# STATED PROBLEM:
Every line of the material that follows must be printed again exactly.

## BEGIN DATA SUPPLIED

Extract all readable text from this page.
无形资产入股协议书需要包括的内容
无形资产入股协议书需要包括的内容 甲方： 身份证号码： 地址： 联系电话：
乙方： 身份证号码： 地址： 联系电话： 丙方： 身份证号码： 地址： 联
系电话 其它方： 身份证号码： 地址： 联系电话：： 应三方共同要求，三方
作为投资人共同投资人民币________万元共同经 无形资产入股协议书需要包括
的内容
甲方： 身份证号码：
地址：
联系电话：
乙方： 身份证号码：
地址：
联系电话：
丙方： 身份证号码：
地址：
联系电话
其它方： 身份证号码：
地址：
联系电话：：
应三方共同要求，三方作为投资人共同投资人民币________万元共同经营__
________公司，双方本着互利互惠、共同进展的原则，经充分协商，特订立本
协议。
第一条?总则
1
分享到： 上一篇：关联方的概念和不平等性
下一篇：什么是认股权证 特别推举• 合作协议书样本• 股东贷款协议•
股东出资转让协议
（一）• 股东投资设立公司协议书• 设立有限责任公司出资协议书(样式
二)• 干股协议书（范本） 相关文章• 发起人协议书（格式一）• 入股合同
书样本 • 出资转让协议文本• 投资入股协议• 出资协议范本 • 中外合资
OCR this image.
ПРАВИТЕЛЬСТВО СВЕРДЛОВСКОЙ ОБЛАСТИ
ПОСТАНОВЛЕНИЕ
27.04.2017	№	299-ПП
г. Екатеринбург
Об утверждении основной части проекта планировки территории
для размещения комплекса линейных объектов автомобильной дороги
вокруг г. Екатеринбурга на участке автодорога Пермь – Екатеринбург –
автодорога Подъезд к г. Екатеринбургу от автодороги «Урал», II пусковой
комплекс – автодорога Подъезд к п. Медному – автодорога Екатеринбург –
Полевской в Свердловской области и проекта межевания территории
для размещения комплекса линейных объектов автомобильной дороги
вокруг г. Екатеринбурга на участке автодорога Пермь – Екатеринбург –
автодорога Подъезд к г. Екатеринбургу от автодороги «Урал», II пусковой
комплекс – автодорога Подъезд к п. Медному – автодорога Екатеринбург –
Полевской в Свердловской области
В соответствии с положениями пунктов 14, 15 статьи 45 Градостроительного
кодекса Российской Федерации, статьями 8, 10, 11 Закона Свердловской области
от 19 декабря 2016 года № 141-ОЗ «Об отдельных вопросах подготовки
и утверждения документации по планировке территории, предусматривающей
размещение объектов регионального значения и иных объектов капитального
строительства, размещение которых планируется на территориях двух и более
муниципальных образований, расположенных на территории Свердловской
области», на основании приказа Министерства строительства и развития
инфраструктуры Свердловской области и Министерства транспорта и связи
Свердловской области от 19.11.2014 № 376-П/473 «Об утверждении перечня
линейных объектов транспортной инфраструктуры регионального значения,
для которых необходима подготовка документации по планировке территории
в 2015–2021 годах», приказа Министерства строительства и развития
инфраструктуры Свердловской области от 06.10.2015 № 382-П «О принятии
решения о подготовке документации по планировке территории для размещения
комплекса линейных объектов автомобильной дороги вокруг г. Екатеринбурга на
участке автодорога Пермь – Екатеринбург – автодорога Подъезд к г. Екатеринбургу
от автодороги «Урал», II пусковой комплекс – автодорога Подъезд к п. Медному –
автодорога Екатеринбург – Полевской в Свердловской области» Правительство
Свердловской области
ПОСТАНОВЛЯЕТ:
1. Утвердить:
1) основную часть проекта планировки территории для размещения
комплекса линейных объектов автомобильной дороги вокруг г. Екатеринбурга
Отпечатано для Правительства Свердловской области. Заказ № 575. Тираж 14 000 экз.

## END DATA SUPPLIED

# TASK SOLUTION:
Extract all readable text from this page.
无形资产入股协议书需要包括的内容
无形资产入股协议书需要包括的内容 甲方： 身份证号码： 地址： 联系电话：
乙方： 身份证号码： 地址： 联系电话： 丙方： 身份证号码： 地址： 联
系电话 其它方： 身份证号码： 地址： 联系电话：： 应三方共同要求，三方
作为投资人共同投资人民币________万元共同经 无形资产入股协议书需要包括
的内容
甲方： 身份证号码：
地址：
联系电话：
乙方： 身份证号码：
地址：
联系电话：
丙方： 身份证号码：
地址：
联系电话
其它方： 身份证号码：
地址：
联系电话：：
应三方共同要求，三方作为投资人共同投资人民币________万元共同经营__
________公司，双方本着互利互惠、共同进展的原则，经充分协商，特订立本
协议。
第一条?总则
1
分享到： 上一篇：关联方的概念和不平等性
下一篇：什么是认股权证 特别推举• 合作协议书样本• 股东贷款协议•
股东出资转让协议
（一）• 股东投资设立公司协议书• 设立有限责任公司出资协议书(样式
二)• 干股协议书（范本） 相关文章• 发起人协议书（格式一）• 入股合同
书样本 • 出资转让协议文本• 投资入股协议• 出资协议范本 • 中外合资
OCR this image.
ПРАВИТЕЛЬСТВО СВЕРДЛОВСКОЙ ОБЛАСТИ
ПОСТАНОВЛЕНИЕ
27.04.2017	№	299-ПП
г. Екатеринбург
Об утверждении основной части проекта планировки территории
для размещения комплекса линейных объектов автомобильной дороги
вокруг г. Екатеринбурга на участке автодорога Пермь – Екатеринбург –
автодорога Подъезд к г. Екатеринбургу от автодороги «Урал», II пусковой
комплекс – автодорога Подъезд к п. Медному – автодорога Екатеринбург –
Полевской в Свердловской области и проекта межевания территории
для размещения комплекса линейных объектов автомобильной дороги
вокруг г. Екатеринбурга на участке автодорога Пермь – Екатеринбург –
автодорога Подъезд к г. Екатеринбургу от автодороги «Урал», II пусковой
комплекс – автодорога Подъезд к п. Медному – автодорога Екатеринбург –
Полевской в Свердловской области
В соответствии с положениями пунктов 14, 15 статьи 45 Градостроительного
кодекса Российской Федерации, статьями 8, 10, 11 Закона Свердловской области
от 19 декабря 2016 года № 141-ОЗ «Об отдельных вопросах подготовки
и утверждения документации по планировке территории, предусматривающей
размещение объектов регионального значения и иных объектов капитального
строительства, размещение которых планируется на территориях двух и более
муниципальных образований, расположенных на территории Свердловской
области», на основании приказа Министерства строительства и развития
инфраструктуры Свердловской области и Министерства транспорта и связи
Свердловской области от 19.11.2014 № 376-П/473 «Об утверждении перечня
линейных объектов транспортной инфраструктуры регионального значения,
для которых необходима подготовка документации по планировке территории
в 2015–2021 годах», приказа Министерства строительства и развития
инфраструктуры Свердловской области от 06.10.2015 № 382-П «О принятии
решения о подготовке документации по планировке территории для размещения
комплекса линейных объектов автомобильной дороги вокруг г. Екатеринбурга на
участке автодорога Пермь – Екатеринбург – автодорога Подъезд к г. Екатеринбургу
от автодороги «Урал», II пусковой комплекс – автодорога Подъезд к п. Медному –
автодорога Екатеринбург – Полевской в Свердловской области» Правительство
Свердловской области
ПОСТАНОВЛЯЕТ:
1. Утвердить:
1) основную часть проекта планировки территории для размещения
комплекса линейных объектов автомобильной дороги вокруг г. Екатеринбурга
Отпечатано для Правительства Свердловской области. Заказ № 575. Тираж 14 000 экз.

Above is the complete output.